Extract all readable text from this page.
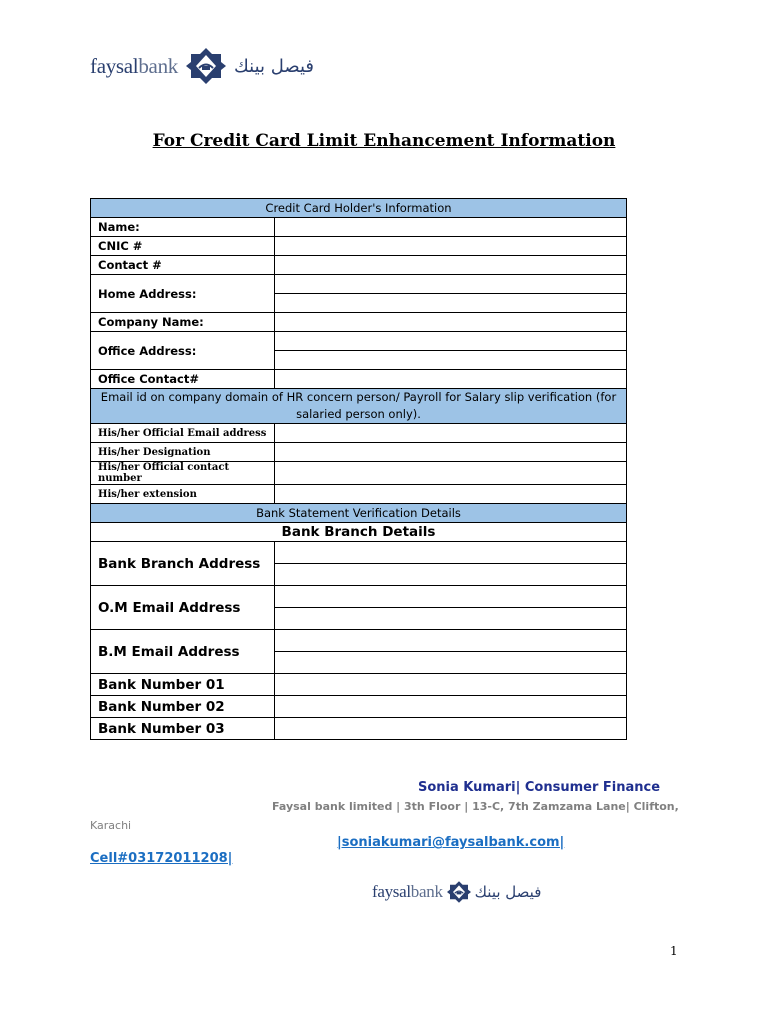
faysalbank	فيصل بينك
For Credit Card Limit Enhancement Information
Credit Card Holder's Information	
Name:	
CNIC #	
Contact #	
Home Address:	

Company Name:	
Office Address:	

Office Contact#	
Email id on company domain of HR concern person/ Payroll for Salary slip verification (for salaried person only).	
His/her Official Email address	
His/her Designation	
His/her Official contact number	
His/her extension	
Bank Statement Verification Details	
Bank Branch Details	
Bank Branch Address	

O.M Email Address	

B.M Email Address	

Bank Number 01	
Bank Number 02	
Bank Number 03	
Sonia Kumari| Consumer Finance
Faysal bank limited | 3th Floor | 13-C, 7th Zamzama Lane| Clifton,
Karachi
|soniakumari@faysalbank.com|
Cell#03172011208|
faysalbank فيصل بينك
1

■ ■ ■ ■ ■

### WHAT TO WORK ON
Every line holding "Credit" should be copied out.

### TASK SOLUTION
For Credit Card Limit Enhancement Information
Credit Card Holder's Information	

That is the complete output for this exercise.